What the task asks
Can you transcribe every entry word for word, skipping the images?

• • • •

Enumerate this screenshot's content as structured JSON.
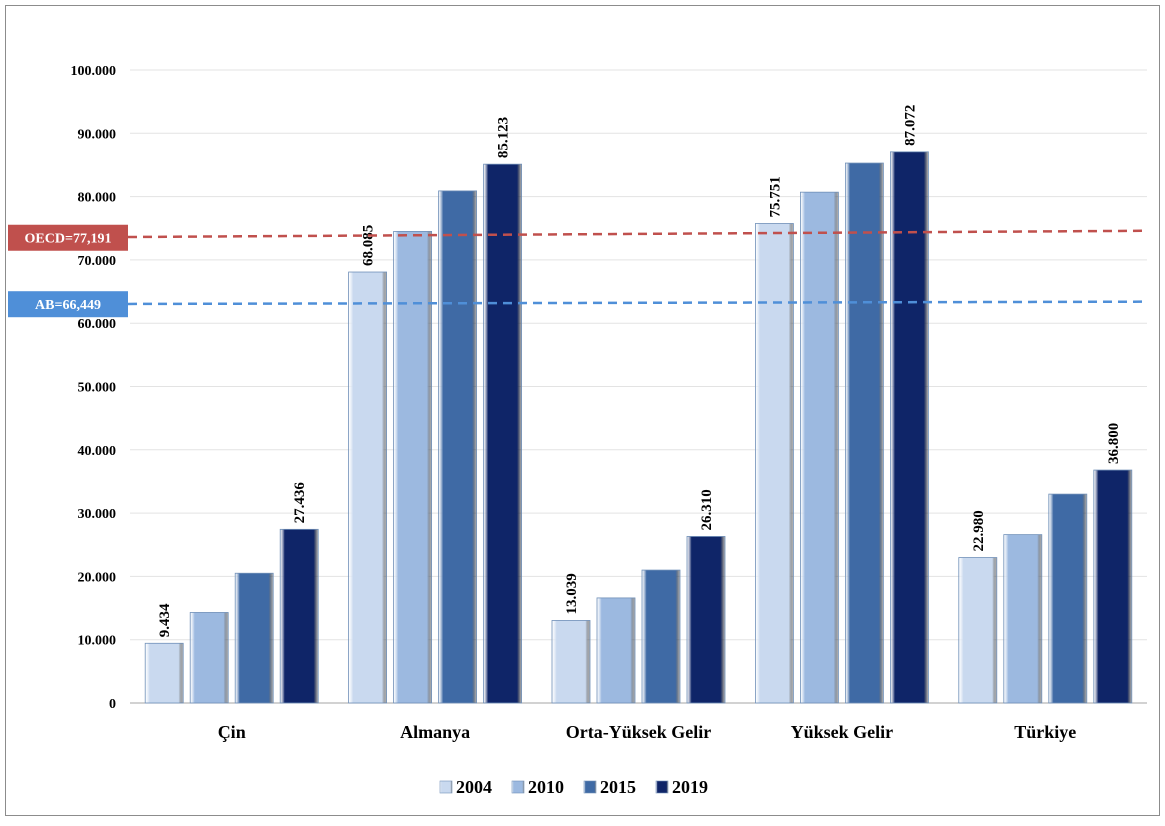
{
  "chart_data": {
    "type": "bar",
    "categories": [
      "Çin",
      "Almanya",
      "Orta-Yüksek Gelir",
      "Yüksek Gelir",
      "Türkiye"
    ],
    "series": [
      {
        "name": "2004",
        "color": "#c9d9ef",
        "values": [
          9434,
          68085,
          13039,
          75751,
          22980
        ]
      },
      {
        "name": "2010",
        "color": "#9cb9e0",
        "values": [
          14300,
          74500,
          16600,
          80700,
          26600
        ]
      },
      {
        "name": "2015",
        "color": "#3f6aa5",
        "values": [
          20500,
          80900,
          21000,
          85300,
          33000
        ]
      },
      {
        "name": "2019",
        "color": "#0f2568",
        "values": [
          27436,
          85123,
          26310,
          87072,
          36800
        ]
      }
    ],
    "data_labels": [
      {
        "series": 0,
        "category": 0,
        "text": "9.434"
      },
      {
        "series": 3,
        "category": 0,
        "text": "27.436"
      },
      {
        "series": 0,
        "category": 1,
        "text": "68.085"
      },
      {
        "series": 3,
        "category": 1,
        "text": "85.123"
      },
      {
        "series": 0,
        "category": 2,
        "text": "13.039"
      },
      {
        "series": 3,
        "category": 2,
        "text": "26.310"
      },
      {
        "series": 0,
        "category": 3,
        "text": "75.751"
      },
      {
        "series": 3,
        "category": 3,
        "text": "87.072"
      },
      {
        "series": 0,
        "category": 4,
        "text": "22.980"
      },
      {
        "series": 3,
        "category": 4,
        "text": "36.800"
      }
    ],
    "ylim": [
      0,
      100000
    ],
    "yticks": [
      0,
      10000,
      20000,
      30000,
      40000,
      50000,
      60000,
      70000,
      80000,
      90000,
      100000
    ],
    "ytick_labels": [
      "0",
      "10.000",
      "20.000",
      "30.000",
      "40.000",
      "50.000",
      "60.000",
      "70.000",
      "80.000",
      "90.000",
      "100.000"
    ],
    "reference_lines": [
      {
        "label": "OECD=77,191",
        "y_start": 73500,
        "y_end": 74600,
        "color": "#c0504d"
      },
      {
        "label": "AB=66,449",
        "y_start": 63000,
        "y_end": 63400,
        "color": "#4f8fd8"
      }
    ],
    "grid": true,
    "legend_position": "bottom"
  }
}
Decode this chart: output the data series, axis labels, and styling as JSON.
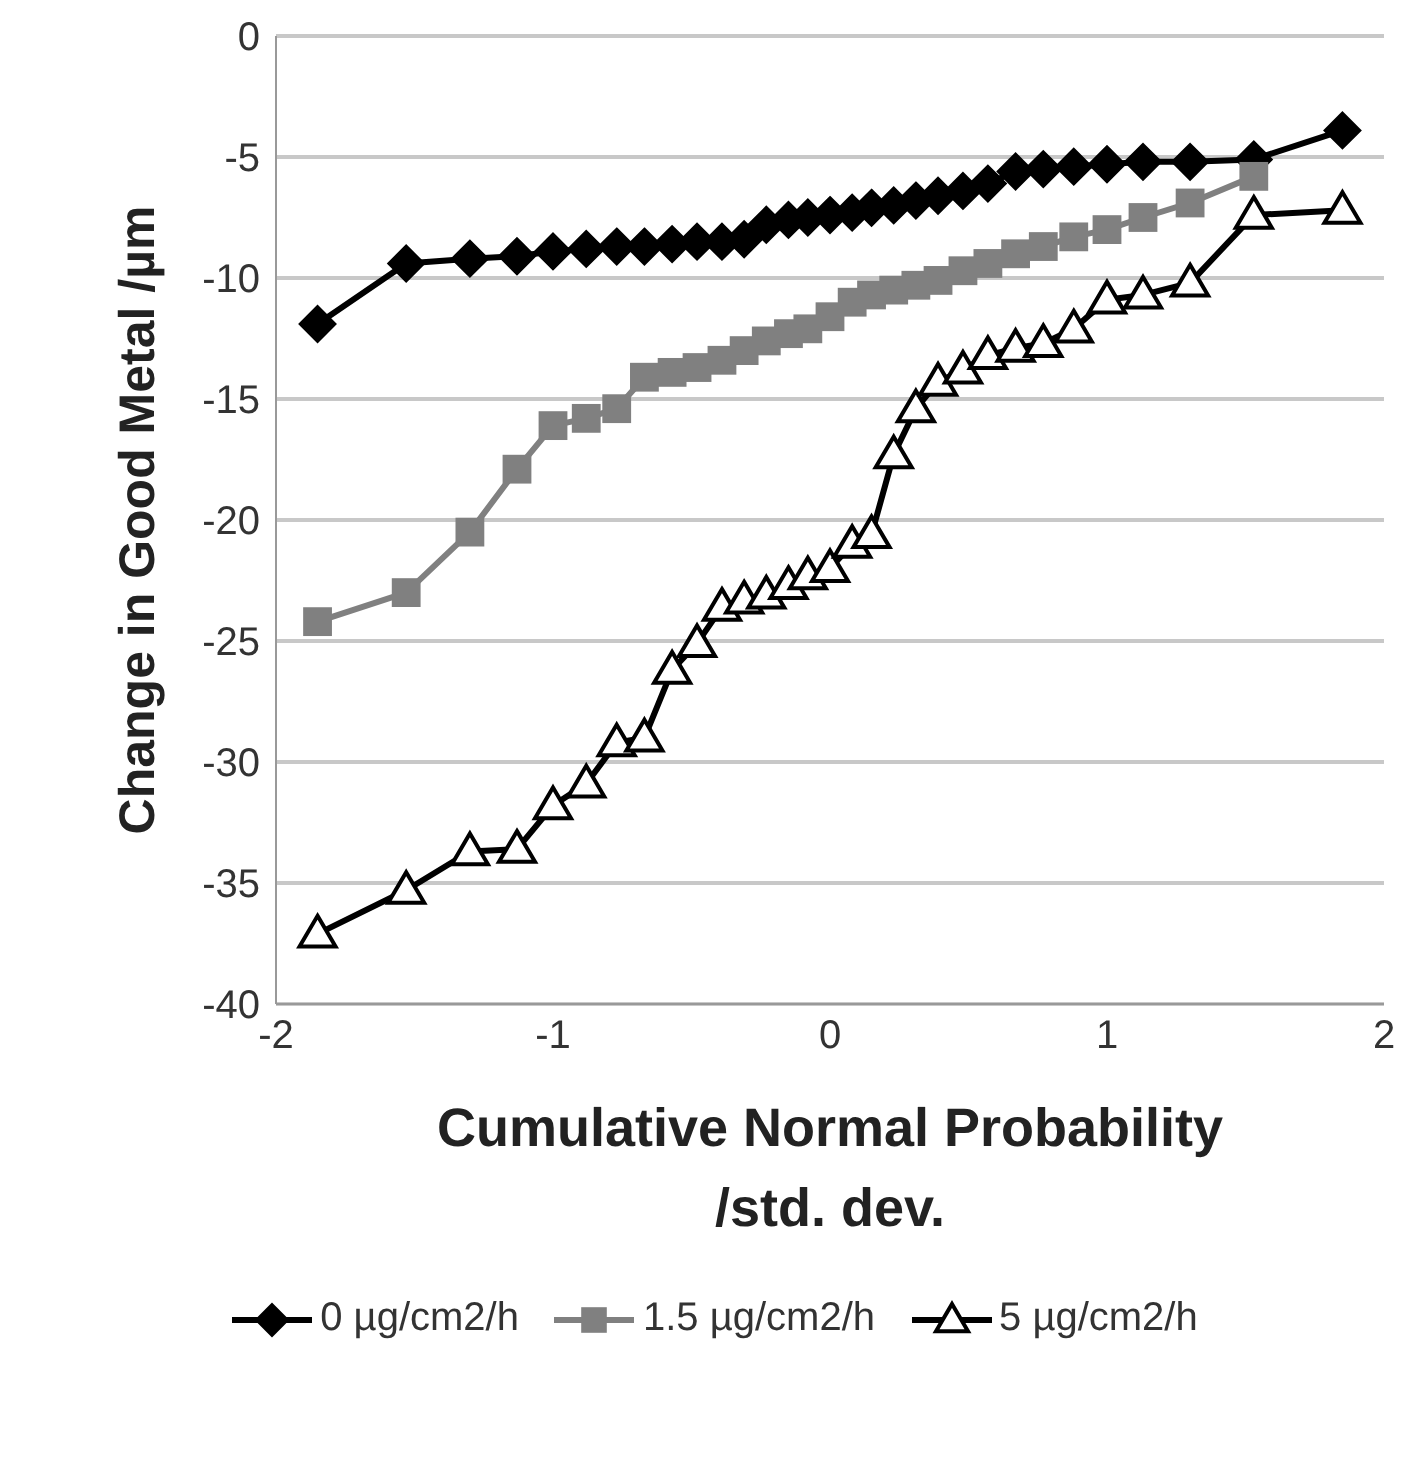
{
  "chart_data": {
    "type": "line",
    "xlabel": "Cumulative Normal Probability /std. dev.",
    "ylabel": "Change in Good Metal /µm",
    "x": [
      -1.85,
      -1.53,
      -1.3,
      -1.13,
      -1.0,
      -0.88,
      -0.77,
      -0.67,
      -0.57,
      -0.48,
      -0.39,
      -0.31,
      -0.23,
      -0.15,
      -0.08,
      0,
      0.08,
      0.15,
      0.23,
      0.31,
      0.39,
      0.48,
      0.57,
      0.67,
      0.77,
      0.88,
      1.0,
      1.13,
      1.3,
      1.53,
      1.85
    ],
    "series": [
      {
        "name": "0 µg/cm2/h",
        "color": "#000000",
        "marker": "diamond",
        "values": [
          -11.9,
          -9.4,
          -9.2,
          -9.1,
          -8.9,
          -8.8,
          -8.7,
          -8.7,
          -8.6,
          -8.5,
          -8.5,
          -8.4,
          -7.8,
          -7.6,
          -7.5,
          -7.4,
          -7.3,
          -7.1,
          -7.0,
          -6.8,
          -6.6,
          -6.4,
          -6.1,
          -5.6,
          -5.5,
          -5.4,
          -5.3,
          -5.2,
          -5.2,
          -5.1,
          -3.9
        ]
      },
      {
        "name": "1.5 µg/cm2/h",
        "color": "#808080",
        "marker": "square",
        "values": [
          -24.2,
          -23.0,
          -20.5,
          -17.9,
          -16.1,
          -15.8,
          -15.4,
          -14.1,
          -13.9,
          -13.7,
          -13.4,
          -13.0,
          -12.6,
          -12.3,
          -12.1,
          -11.6,
          -11.0,
          -10.7,
          -10.5,
          -10.3,
          -10.1,
          -9.7,
          -9.4,
          -9.0,
          -8.7,
          -8.3,
          -8.0,
          -7.5,
          -6.9,
          -5.8,
          null
        ]
      },
      {
        "name": "5 µg/cm2/h",
        "color": "#000000",
        "marker": "triangle",
        "values": [
          -37.1,
          -35.3,
          -33.7,
          -33.6,
          -31.8,
          -30.9,
          -29.2,
          -29.0,
          -26.2,
          -25.1,
          -23.6,
          -23.3,
          -23.1,
          -22.7,
          -22.3,
          -22.0,
          -21.0,
          -20.6,
          -17.3,
          -15.4,
          -14.3,
          -13.8,
          -13.2,
          -12.9,
          -12.7,
          -12.1,
          -10.9,
          -10.7,
          -10.2,
          -7.4,
          -7.2
        ]
      }
    ],
    "xlim": [
      -2,
      2
    ],
    "xticks": [
      -2,
      -1,
      0,
      1,
      2
    ],
    "ylim": [
      -40,
      0
    ],
    "yticks": [
      -40,
      -35,
      -30,
      -25,
      -20,
      -15,
      -10,
      -5,
      0
    ],
    "grid": "y",
    "legend": "bottom",
    "line_style": "solid"
  }
}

• • • •

Written answer
Enumerate this screenshot's content as structured JSON.
{
  "chart_data": {
    "type": "bar",
    "categories": [
      "Çin",
      "Almanya",
      "Orta-Yüksek Gelir",
      "Yüksek Gelir",
      "Türkiye"
    ],
    "series": [
      {
        "name": "2004",
        "color": "#c9d9ef",
        "values": [
          9434,
          68085,
          13039,
          75751,
          22980
        ]
      },
      {
        "name": "2010",
        "color": "#9cb9e0",
        "values": [
          14300,
          74500,
          16600,
          80700,
          26600
        ]
      },
      {
        "name": "2015",
        "color": "#3f6aa5",
        "values": [
          20500,
          80900,
          21000,
          85300,
          33000
        ]
      },
      {
        "name": "2019",
        "color": "#0f2568",
        "values": [
          27436,
          85123,
          26310,
          87072,
          36800
        ]
      }
    ],
    "data_labels": [
      {
        "series": 0,
        "category": 0,
        "text": "9.434"
      },
      {
        "series": 3,
        "category": 0,
        "text": "27.436"
      },
      {
        "series": 0,
        "category": 1,
        "text": "68.085"
      },
      {
        "series": 3,
        "category": 1,
        "text": "85.123"
      },
      {
        "series": 0,
        "category": 2,
        "text": "13.039"
      },
      {
        "series": 3,
        "category": 2,
        "text": "26.310"
      },
      {
        "series": 0,
        "category": 3,
        "text": "75.751"
      },
      {
        "series": 3,
        "category": 3,
        "text": "87.072"
      },
      {
        "series": 0,
        "category": 4,
        "text": "22.980"
      },
      {
        "series": 3,
        "category": 4,
        "text": "36.800"
      }
    ],
    "ylim": [
      0,
      100000
    ],
    "yticks": [
      0,
      10000,
      20000,
      30000,
      40000,
      50000,
      60000,
      70000,
      80000,
      90000,
      100000
    ],
    "ytick_labels": [
      "0",
      "10.000",
      "20.000",
      "30.000",
      "40.000",
      "50.000",
      "60.000",
      "70.000",
      "80.000",
      "90.000",
      "100.000"
    ],
    "reference_lines": [
      {
        "label": "OECD=77,191",
        "y_start": 73500,
        "y_end": 74600,
        "color": "#c0504d"
      },
      {
        "label": "AB=66,449",
        "y_start": 63000,
        "y_end": 63400,
        "color": "#4f8fd8"
      }
    ],
    "grid": true,
    "legend_position": "bottom"
  }
}
Decode this chart: output the data series, axis labels, and styling as JSON.
{
  "chart_data": {
    "type": "line",
    "xlabel": "Cumulative Normal Probability /std. dev.",
    "ylabel": "Change in Good Metal /µm",
    "x": [
      -1.85,
      -1.53,
      -1.3,
      -1.13,
      -1.0,
      -0.88,
      -0.77,
      -0.67,
      -0.57,
      -0.48,
      -0.39,
      -0.31,
      -0.23,
      -0.15,
      -0.08,
      0,
      0.08,
      0.15,
      0.23,
      0.31,
      0.39,
      0.48,
      0.57,
      0.67,
      0.77,
      0.88,
      1.0,
      1.13,
      1.3,
      1.53,
      1.85
    ],
    "series": [
      {
        "name": "0 µg/cm2/h",
        "color": "#000000",
        "marker": "diamond",
        "values": [
          -11.9,
          -9.4,
          -9.2,
          -9.1,
          -8.9,
          -8.8,
          -8.7,
          -8.7,
          -8.6,
          -8.5,
          -8.5,
          -8.4,
          -7.8,
          -7.6,
          -7.5,
          -7.4,
          -7.3,
          -7.1,
          -7.0,
          -6.8,
          -6.6,
          -6.4,
          -6.1,
          -5.6,
          -5.5,
          -5.4,
          -5.3,
          -5.2,
          -5.2,
          -5.1,
          -3.9
        ]
      },
      {
        "name": "1.5 µg/cm2/h",
        "color": "#808080",
        "marker": "square",
        "values": [
          -24.2,
          -23.0,
          -20.5,
          -17.9,
          -16.1,
          -15.8,
          -15.4,
          -14.1,
          -13.9,
          -13.7,
          -13.4,
          -13.0,
          -12.6,
          -12.3,
          -12.1,
          -11.6,
          -11.0,
          -10.7,
          -10.5,
          -10.3,
          -10.1,
          -9.7,
          -9.4,
          -9.0,
          -8.7,
          -8.3,
          -8.0,
          -7.5,
          -6.9,
          -5.8,
          null
        ]
      },
      {
        "name": "5 µg/cm2/h",
        "color": "#000000",
        "marker": "triangle",
        "values": [
          -37.1,
          -35.3,
          -33.7,
          -33.6,
          -31.8,
          -30.9,
          -29.2,
          -29.0,
          -26.2,
          -25.1,
          -23.6,
          -23.3,
          -23.1,
          -22.7,
          -22.3,
          -22.0,
          -21.0,
          -20.6,
          -17.3,
          -15.4,
          -14.3,
          -13.8,
          -13.2,
          -12.9,
          -12.7,
          -12.1,
          -10.9,
          -10.7,
          -10.2,
          -7.4,
          -7.2
        ]
      }
    ],
    "xlim": [
      -2,
      2
    ],
    "xticks": [
      -2,
      -1,
      0,
      1,
      2
    ],
    "ylim": [
      -40,
      0
    ],
    "yticks": [
      -40,
      -35,
      -30,
      -25,
      -20,
      -15,
      -10,
      -5,
      0
    ],
    "grid": "y",
    "legend": "bottom",
    "line_style": "solid"
  }
}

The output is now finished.